What you need to do: For the data that follows, report how many lines contain the word "xlabel", and nothing else.

____________________

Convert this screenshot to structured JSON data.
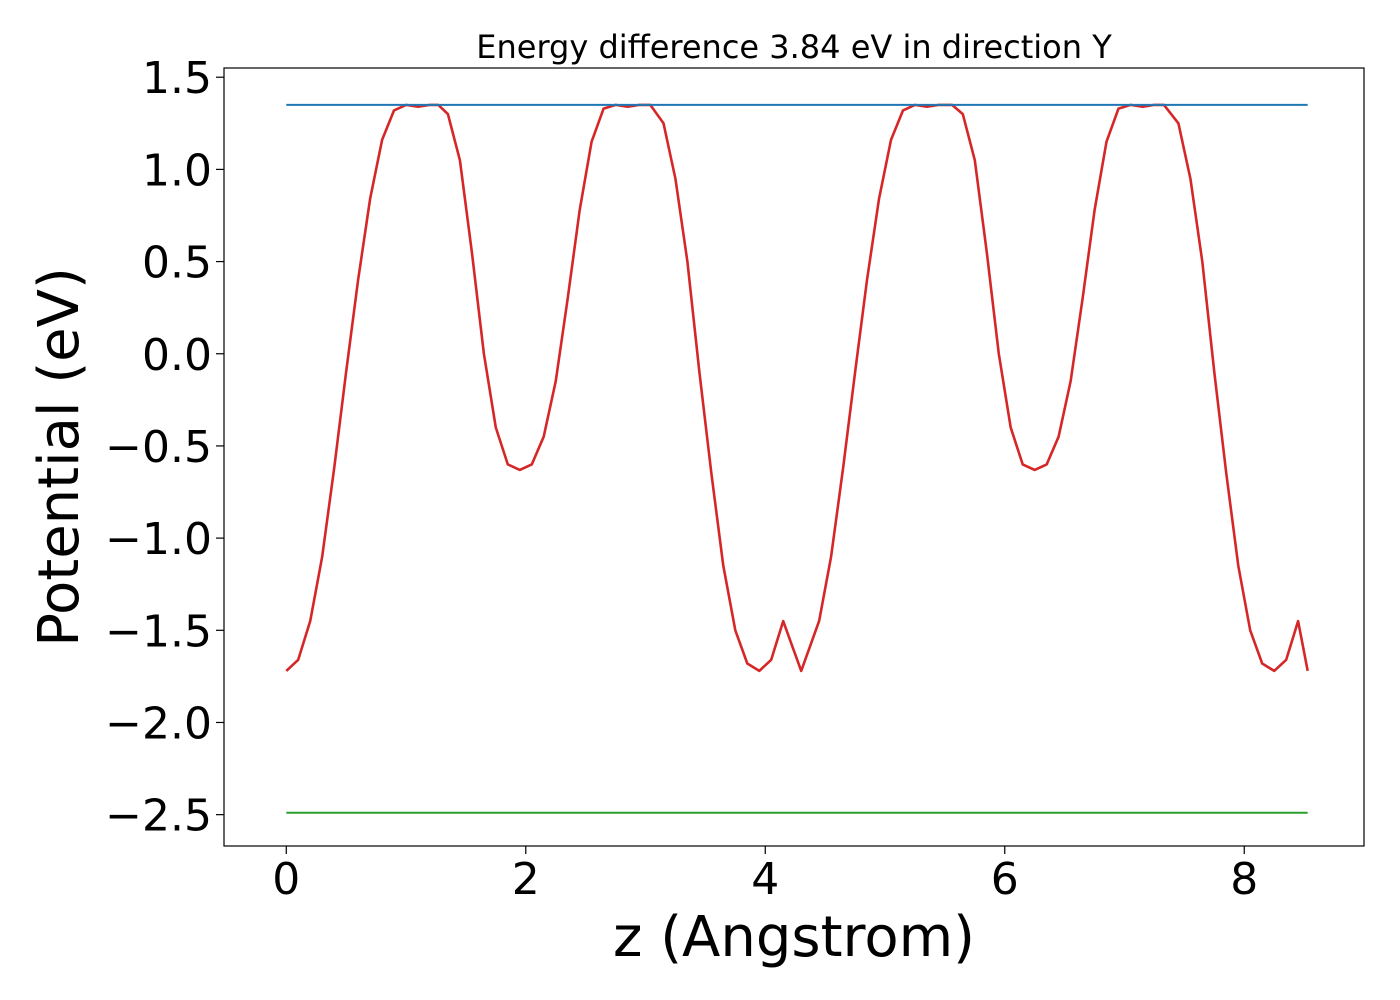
{
  "chart_data": {
    "type": "line",
    "title": "Energy difference 3.84 eV in direction Y",
    "xlabel": "z (Angstrom)",
    "ylabel": "Potential (eV)",
    "xlim": [
      -0.52,
      9.0
    ],
    "ylim": [
      -2.67,
      1.55
    ],
    "xticks": [
      {
        "value": 0,
        "label": "0"
      },
      {
        "value": 2,
        "label": "2"
      },
      {
        "value": 4,
        "label": "4"
      },
      {
        "value": 6,
        "label": "6"
      },
      {
        "value": 8,
        "label": "8"
      }
    ],
    "yticks": [
      {
        "value": 1.5,
        "label": "1.5"
      },
      {
        "value": 1.0,
        "label": "1.0"
      },
      {
        "value": 0.5,
        "label": "0.5"
      },
      {
        "value": 0.0,
        "label": "0.0"
      },
      {
        "value": -0.5,
        "label": "−0.5"
      },
      {
        "value": -1.0,
        "label": "−1.0"
      },
      {
        "value": -1.5,
        "label": "−1.5"
      },
      {
        "value": -2.0,
        "label": "−2.0"
      },
      {
        "value": -2.5,
        "label": "−2.5"
      }
    ],
    "grid": false,
    "series": [
      {
        "color": "#d62728",
        "x": [
          0.0,
          0.1,
          0.2,
          0.3,
          0.4,
          0.5,
          0.6,
          0.7,
          0.8,
          0.9,
          1.0,
          1.1,
          1.2,
          1.27,
          1.35,
          1.45,
          1.55,
          1.65,
          1.75,
          1.85,
          1.95,
          2.05,
          2.15,
          2.25,
          2.35,
          2.45,
          2.55,
          2.65,
          2.75,
          2.85,
          2.95,
          3.04,
          3.15,
          3.25,
          3.35,
          3.45,
          3.55,
          3.65,
          3.75,
          3.85,
          3.95,
          4.05,
          4.15,
          4.3,
          4.45,
          4.55,
          4.65,
          4.75,
          4.85,
          4.95,
          5.05,
          5.15,
          5.25,
          5.35,
          5.45,
          5.56,
          5.65,
          5.75,
          5.85,
          5.95,
          6.05,
          6.15,
          6.25,
          6.35,
          6.45,
          6.55,
          6.65,
          6.75,
          6.85,
          6.95,
          7.05,
          7.15,
          7.25,
          7.33,
          7.45,
          7.55,
          7.65,
          7.75,
          7.85,
          7.95,
          8.05,
          8.15,
          8.25,
          8.35,
          8.45,
          8.53
        ],
        "y": [
          -1.72,
          -1.66,
          -1.45,
          -1.1,
          -0.62,
          -0.1,
          0.4,
          0.84,
          1.16,
          1.32,
          1.35,
          1.34,
          1.35,
          1.35,
          1.3,
          1.05,
          0.55,
          0.0,
          -0.4,
          -0.6,
          -0.63,
          -0.6,
          -0.45,
          -0.15,
          0.3,
          0.78,
          1.15,
          1.33,
          1.35,
          1.34,
          1.35,
          1.35,
          1.25,
          0.95,
          0.5,
          -0.1,
          -0.65,
          -1.15,
          -1.5,
          -1.68,
          -1.72,
          -1.66,
          -1.45,
          -1.72,
          -1.45,
          -1.1,
          -0.62,
          -0.1,
          0.4,
          0.84,
          1.16,
          1.32,
          1.35,
          1.34,
          1.35,
          1.35,
          1.3,
          1.05,
          0.55,
          0.0,
          -0.4,
          -0.6,
          -0.63,
          -0.6,
          -0.45,
          -0.15,
          0.3,
          0.78,
          1.15,
          1.33,
          1.35,
          1.34,
          1.35,
          1.35,
          1.25,
          0.95,
          0.5,
          -0.1,
          -0.65,
          -1.15,
          -1.5,
          -1.68,
          -1.72,
          -1.66,
          -1.45,
          -1.72
        ]
      },
      {
        "color": "#1f77b4",
        "x": [
          0.0,
          8.53
        ],
        "y": [
          1.35,
          1.35
        ]
      },
      {
        "color": "#2ca02c",
        "x": [
          0.0,
          8.53
        ],
        "y": [
          -2.49,
          -2.49
        ]
      }
    ]
  }
}
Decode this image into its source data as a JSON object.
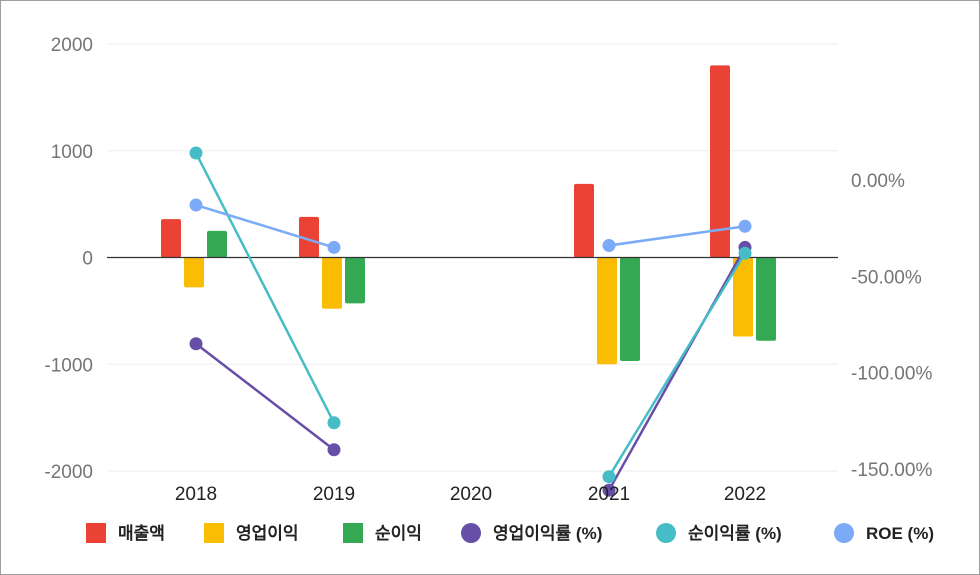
{
  "chart_data": {
    "type": "bar",
    "categories": [
      "2018",
      "2019",
      "2020",
      "2021",
      "2022"
    ],
    "left_axis": {
      "min": -2000,
      "max": 2000,
      "ticks": [
        "2000",
        "1000",
        "0",
        "-1000",
        "-2000"
      ]
    },
    "right_axis": {
      "ticks": [
        "0.00%",
        "-50.00%",
        "-100.00%",
        "-150.00%"
      ]
    },
    "bar_series": [
      {
        "name": "매출액",
        "color": "#ea4335",
        "values": [
          360,
          380,
          null,
          690,
          1800
        ]
      },
      {
        "name": "영업이익",
        "color": "#fbbc04",
        "values": [
          -280,
          -480,
          null,
          -1000,
          -740
        ]
      },
      {
        "name": "순이익",
        "color": "#34a853",
        "values": [
          250,
          -430,
          null,
          -970,
          -780
        ]
      }
    ],
    "line_series": [
      {
        "name": "영업이익률 (%)",
        "color": "#674ea7",
        "values": [
          -85,
          -140,
          null,
          -161,
          -35
        ]
      },
      {
        "name": "순이익률 (%)",
        "color": "#46bdc6",
        "values": [
          14,
          -126,
          null,
          -154,
          -38
        ]
      },
      {
        "name": "ROE (%)",
        "color": "#7baaf7",
        "values": [
          -13,
          -35,
          null,
          -34,
          -24
        ]
      }
    ],
    "grid": true,
    "legend_position": "bottom"
  }
}
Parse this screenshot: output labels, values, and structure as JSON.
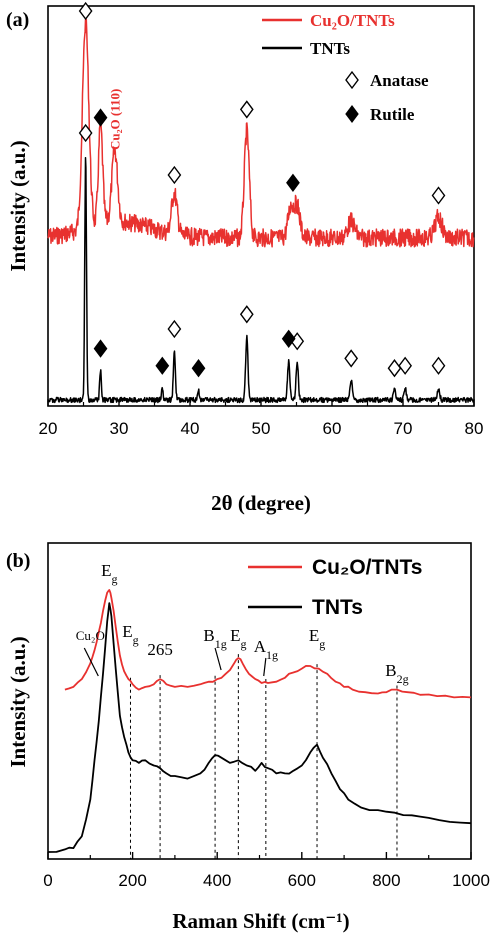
{
  "chart_data": [
    {
      "type": "line",
      "panel_label": "(a)",
      "xlabel": "2θ (degree)",
      "ylabel": "Intensity (a.u.)",
      "xlim": [
        20,
        80
      ],
      "xticks": [
        20,
        30,
        40,
        50,
        60,
        70,
        80
      ],
      "grid": false,
      "legend_position": "top-right",
      "legend": [
        {
          "text": "Cu₂O/TNTs",
          "color": "#e8312f",
          "type": "line"
        },
        {
          "text": "TNTs",
          "color": "#000000",
          "type": "line"
        },
        {
          "text": "Anatase",
          "color": "#000000",
          "type": "open-diamond"
        },
        {
          "text": "Rutile",
          "color": "#000000",
          "type": "filled-diamond"
        }
      ],
      "peak_label": {
        "text": "Cu₂O (110)",
        "x": 29.5,
        "color": "#e8312f"
      },
      "series": [
        {
          "name": "Cu₂O/TNTs",
          "color": "#e8312f",
          "peaks": [
            {
              "x": 25.3,
              "h": 1.0,
              "w": 0.45
            },
            {
              "x": 27.4,
              "h": 0.48,
              "w": 0.3
            },
            {
              "x": 29.4,
              "h": 0.35,
              "w": 0.4
            },
            {
              "x": 37.8,
              "h": 0.2,
              "w": 0.4
            },
            {
              "x": 48.0,
              "h": 0.52,
              "w": 0.35
            },
            {
              "x": 54.2,
              "h": 0.15,
              "w": 0.4
            },
            {
              "x": 55.1,
              "h": 0.15,
              "w": 0.4
            },
            {
              "x": 62.7,
              "h": 0.08,
              "w": 0.5
            },
            {
              "x": 75.0,
              "h": 0.1,
              "w": 0.5
            }
          ],
          "anatase_markers": [
            25.3,
            37.8,
            48.0,
            75.0
          ],
          "rutile_markers": [
            27.4,
            54.5
          ]
        },
        {
          "name": "TNTs",
          "color": "#000000",
          "peaks": [
            {
              "x": 25.3,
              "h": 1.0,
              "w": 0.12
            },
            {
              "x": 27.4,
              "h": 0.12,
              "w": 0.12
            },
            {
              "x": 36.1,
              "h": 0.05,
              "w": 0.12
            },
            {
              "x": 37.8,
              "h": 0.2,
              "w": 0.14
            },
            {
              "x": 41.2,
              "h": 0.04,
              "w": 0.12
            },
            {
              "x": 48.0,
              "h": 0.26,
              "w": 0.16
            },
            {
              "x": 53.9,
              "h": 0.16,
              "w": 0.16
            },
            {
              "x": 55.1,
              "h": 0.15,
              "w": 0.16
            },
            {
              "x": 62.7,
              "h": 0.08,
              "w": 0.16
            },
            {
              "x": 68.8,
              "h": 0.04,
              "w": 0.16
            },
            {
              "x": 70.3,
              "h": 0.05,
              "w": 0.16
            },
            {
              "x": 75.0,
              "h": 0.05,
              "w": 0.16
            }
          ],
          "anatase_markers": [
            25.3,
            37.8,
            48.0,
            55.1,
            62.7,
            68.8,
            70.3,
            75.0
          ],
          "rutile_markers": [
            27.4,
            36.1,
            41.2,
            53.9
          ]
        }
      ]
    },
    {
      "type": "line",
      "panel_label": "(b)",
      "xlabel": "Raman Shift (cm⁻¹)",
      "ylabel": "Intensity (a.u.)",
      "xlim": [
        0,
        1000
      ],
      "xticks": [
        0,
        200,
        400,
        600,
        800,
        1000
      ],
      "grid": false,
      "legend_position": "top-right",
      "legend": [
        {
          "text": "Cu₂O/TNTs",
          "color": "#e8312f",
          "type": "line"
        },
        {
          "text": "TNTs",
          "color": "#000000",
          "type": "line"
        }
      ],
      "band_labels": [
        {
          "text": "Cu₂O",
          "x": 100
        },
        {
          "text": "E",
          "sub": "g",
          "x": 145
        },
        {
          "text": "E",
          "sub": "g",
          "x": 195
        },
        {
          "text": "265",
          "x": 265
        },
        {
          "text": "B",
          "sub": "1g",
          "x": 395
        },
        {
          "text": "E",
          "sub": "g",
          "x": 450
        },
        {
          "text": "A",
          "sub": "1g",
          "x": 515
        },
        {
          "text": "E",
          "sub": "g",
          "x": 636
        },
        {
          "text": "B",
          "sub": "2g",
          "x": 825
        }
      ],
      "dashed_lines_x": [
        195,
        265,
        395,
        450,
        515,
        636,
        825
      ],
      "series": [
        {
          "name": "Cu₂O/TNTs",
          "color": "#e8312f",
          "x": [
            40,
            60,
            80,
            100,
            110,
            120,
            130,
            140,
            145,
            150,
            160,
            170,
            180,
            190,
            200,
            215,
            230,
            250,
            265,
            280,
            300,
            330,
            360,
            380,
            400,
            420,
            440,
            450,
            460,
            475,
            490,
            505,
            520,
            540,
            560,
            580,
            600,
            620,
            640,
            660,
            680,
            700,
            720,
            750,
            780,
            800,
            825,
            850,
            880,
            920,
            960,
            1000
          ],
          "y": [
            0.62,
            0.63,
            0.66,
            0.72,
            0.77,
            0.84,
            0.92,
            0.99,
            1.0,
            0.97,
            0.86,
            0.75,
            0.69,
            0.66,
            0.64,
            0.62,
            0.63,
            0.64,
            0.66,
            0.64,
            0.63,
            0.63,
            0.64,
            0.65,
            0.66,
            0.68,
            0.72,
            0.74,
            0.72,
            0.68,
            0.66,
            0.645,
            0.645,
            0.65,
            0.665,
            0.685,
            0.7,
            0.71,
            0.7,
            0.68,
            0.65,
            0.63,
            0.62,
            0.61,
            0.605,
            0.61,
            0.62,
            0.61,
            0.6,
            0.595,
            0.59,
            0.59
          ]
        },
        {
          "name": "TNTs",
          "color": "#000000",
          "x": [
            0,
            40,
            60,
            80,
            100,
            110,
            120,
            130,
            140,
            145,
            150,
            160,
            170,
            180,
            190,
            200,
            215,
            230,
            250,
            265,
            280,
            300,
            330,
            360,
            380,
            395,
            410,
            430,
            450,
            470,
            490,
            505,
            520,
            540,
            560,
            580,
            600,
            620,
            636,
            650,
            670,
            690,
            710,
            740,
            780,
            820,
            860,
            900,
            950,
            1000
          ],
          "y": [
            0.0,
            0.01,
            0.015,
            0.06,
            0.2,
            0.35,
            0.5,
            0.68,
            0.88,
            0.95,
            0.9,
            0.7,
            0.52,
            0.44,
            0.38,
            0.35,
            0.34,
            0.35,
            0.33,
            0.32,
            0.3,
            0.29,
            0.28,
            0.3,
            0.34,
            0.37,
            0.36,
            0.34,
            0.35,
            0.33,
            0.31,
            0.34,
            0.32,
            0.3,
            0.3,
            0.31,
            0.33,
            0.38,
            0.41,
            0.36,
            0.3,
            0.24,
            0.2,
            0.17,
            0.16,
            0.15,
            0.14,
            0.13,
            0.115,
            0.11
          ]
        }
      ]
    }
  ]
}
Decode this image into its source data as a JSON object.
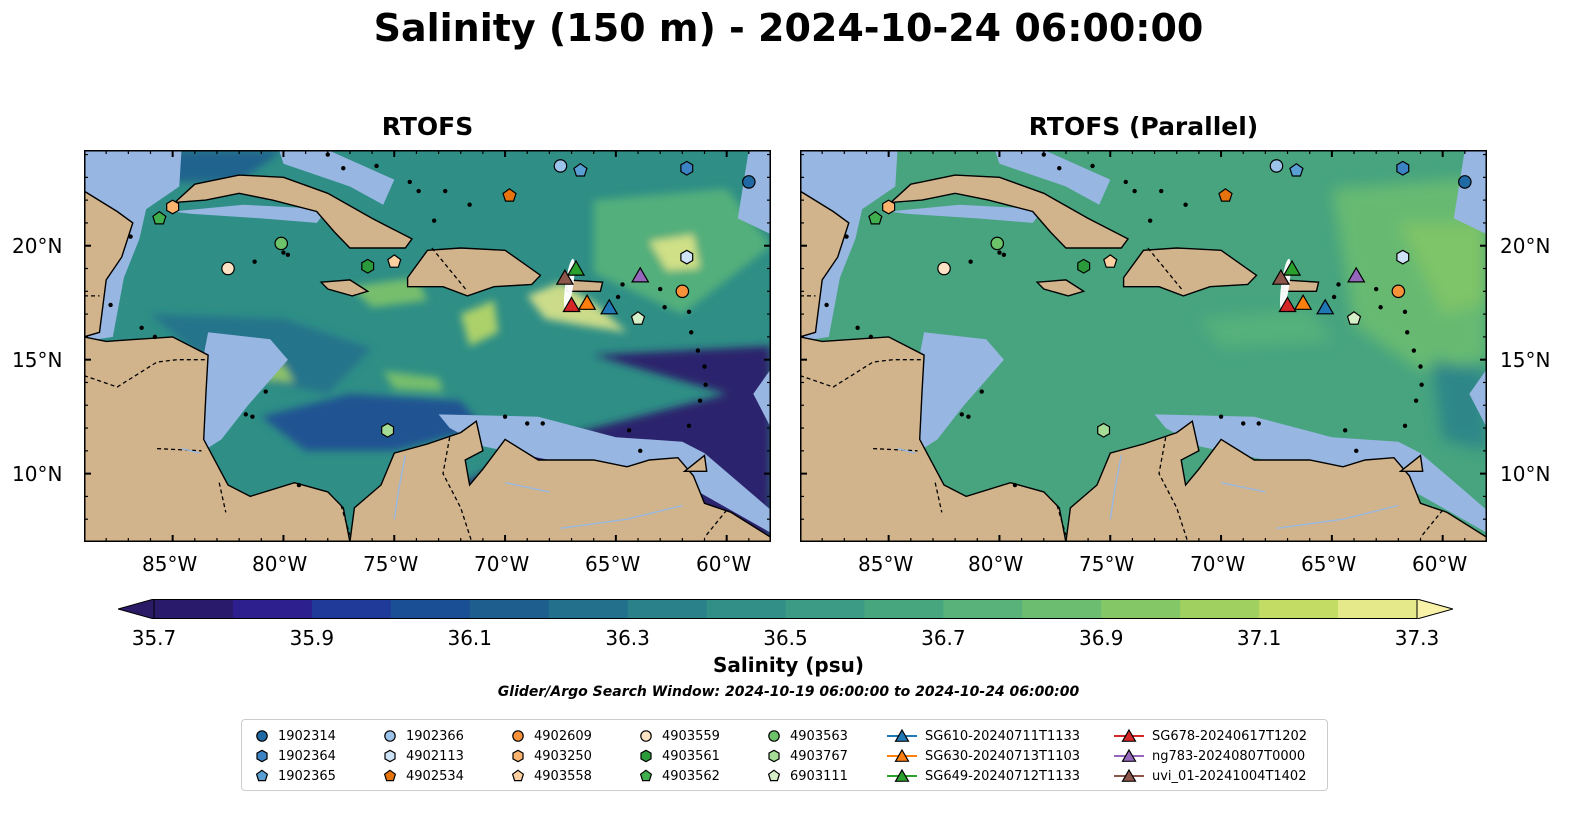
{
  "title": "Salinity (150 m) - 2024-10-24 06:00:00",
  "panels": [
    {
      "title": "RTOFS",
      "variant": "primary"
    },
    {
      "title": "RTOFS (Parallel)",
      "variant": "parallel"
    }
  ],
  "axes": {
    "lon_ticks": [
      "85°W",
      "80°W",
      "75°W",
      "70°W",
      "65°W",
      "60°W"
    ],
    "lat_ticks": [
      "20°N",
      "15°N",
      "10°N"
    ],
    "lon_range": [
      -89,
      -58
    ],
    "lat_range": [
      7,
      24.2
    ]
  },
  "colorbar": {
    "ticks": [
      "35.7",
      "35.9",
      "36.1",
      "36.3",
      "36.5",
      "36.7",
      "36.9",
      "37.1",
      "37.3"
    ],
    "range": [
      35.7,
      37.3
    ],
    "label": "Salinity (psu)",
    "colors": [
      "#2a1a6b",
      "#2e1f8e",
      "#203a99",
      "#1b4f95",
      "#1d5e8f",
      "#23708c",
      "#2a818a",
      "#318f87",
      "#3b9b84",
      "#48a67f",
      "#58b27a",
      "#6cbd70",
      "#84c767",
      "#a0d160",
      "#c2dc64",
      "#e6e98a"
    ],
    "extend_low_color": "#2b1a66",
    "extend_high_color": "#f8f3a8"
  },
  "search_window": "Glider/Argo Search Window: 2024-10-19 06:00:00 to 2024-10-24 06:00:00",
  "colors": {
    "land": "#d2b48c",
    "shelf": "#98b6e2",
    "deep_primary": "#2a1a6b",
    "ocean_primary": "#2f8f86",
    "ocean_parallel": "#47a47f"
  },
  "legend": [
    {
      "label": "1902314",
      "marker": "circle",
      "color": "#1f6aa5"
    },
    {
      "label": "1902364",
      "marker": "hexagon",
      "color": "#3b83c4"
    },
    {
      "label": "1902365",
      "marker": "pentagon",
      "color": "#5a9fd4"
    },
    {
      "label": "1902366",
      "marker": "circle",
      "color": "#9cc3ea"
    },
    {
      "label": "4902113",
      "marker": "hexagon",
      "color": "#cfe3f6"
    },
    {
      "label": "4902534",
      "marker": "pentagon",
      "color": "#e6730e"
    },
    {
      "label": "4902609",
      "marker": "circle",
      "color": "#f7923a"
    },
    {
      "label": "4903250",
      "marker": "hexagon",
      "color": "#fbb36e"
    },
    {
      "label": "4903558",
      "marker": "pentagon",
      "color": "#fdd0a2"
    },
    {
      "label": "4903559",
      "marker": "circle",
      "color": "#fde2c4"
    },
    {
      "label": "4903561",
      "marker": "hexagon",
      "color": "#2a9a3a"
    },
    {
      "label": "4903562",
      "marker": "pentagon",
      "color": "#3fae4c"
    },
    {
      "label": "4903563",
      "marker": "circle",
      "color": "#6cc36a"
    },
    {
      "label": "4903767",
      "marker": "hexagon",
      "color": "#a6dd96"
    },
    {
      "label": "6903111",
      "marker": "pentagon",
      "color": "#d5f0c8"
    },
    {
      "label": "SG610-20240711T1133",
      "marker": "triangle",
      "color": "#1f77b4"
    },
    {
      "label": "SG630-20240713T1103",
      "marker": "triangle",
      "color": "#ff7f0e"
    },
    {
      "label": "SG649-20240712T1133",
      "marker": "triangle",
      "color": "#2ca02c"
    },
    {
      "label": "SG678-20240617T1202",
      "marker": "triangle",
      "color": "#d62728"
    },
    {
      "label": "ng783-20240807T0000",
      "marker": "triangle",
      "color": "#9467bd"
    },
    {
      "label": "uvi_01-20241004T1402",
      "marker": "triangle",
      "color": "#8c564b"
    }
  ],
  "stations": [
    {
      "label": "1902314",
      "lon": -59.0,
      "lat": 22.8
    },
    {
      "label": "1902364",
      "lon": -61.8,
      "lat": 23.4
    },
    {
      "label": "1902365",
      "lon": -66.6,
      "lat": 23.3
    },
    {
      "label": "1902366",
      "lon": -67.5,
      "lat": 23.5
    },
    {
      "label": "4902113",
      "lon": -61.8,
      "lat": 19.5
    },
    {
      "label": "4902534",
      "lon": -69.8,
      "lat": 22.2
    },
    {
      "label": "4902609",
      "lon": -62.0,
      "lat": 18.0
    },
    {
      "label": "4903250",
      "lon": -85.0,
      "lat": 21.7
    },
    {
      "label": "4903558",
      "lon": -75.0,
      "lat": 19.3
    },
    {
      "label": "4903559",
      "lon": -82.5,
      "lat": 19.0
    },
    {
      "label": "4903561",
      "lon": -76.2,
      "lat": 19.1
    },
    {
      "label": "4903562",
      "lon": -85.6,
      "lat": 21.2
    },
    {
      "label": "4903563",
      "lon": -80.1,
      "lat": 20.1
    },
    {
      "label": "4903767",
      "lon": -75.3,
      "lat": 11.9
    },
    {
      "label": "6903111",
      "lon": -64.0,
      "lat": 16.8
    },
    {
      "label": "SG610-20240711T1133",
      "lon": -65.3,
      "lat": 17.3
    },
    {
      "label": "SG630-20240713T1103",
      "lon": -66.3,
      "lat": 17.5
    },
    {
      "label": "SG649-20240712T1133",
      "lon": -66.8,
      "lat": 19.0
    },
    {
      "label": "SG678-20240617T1202",
      "lon": -67.0,
      "lat": 17.4
    },
    {
      "label": "ng783-20240807T0000",
      "lon": -63.9,
      "lat": 18.7
    },
    {
      "label": "uvi_01-20241004T1402",
      "lon": -67.3,
      "lat": 18.6
    }
  ]
}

____________________

Response to this task: 3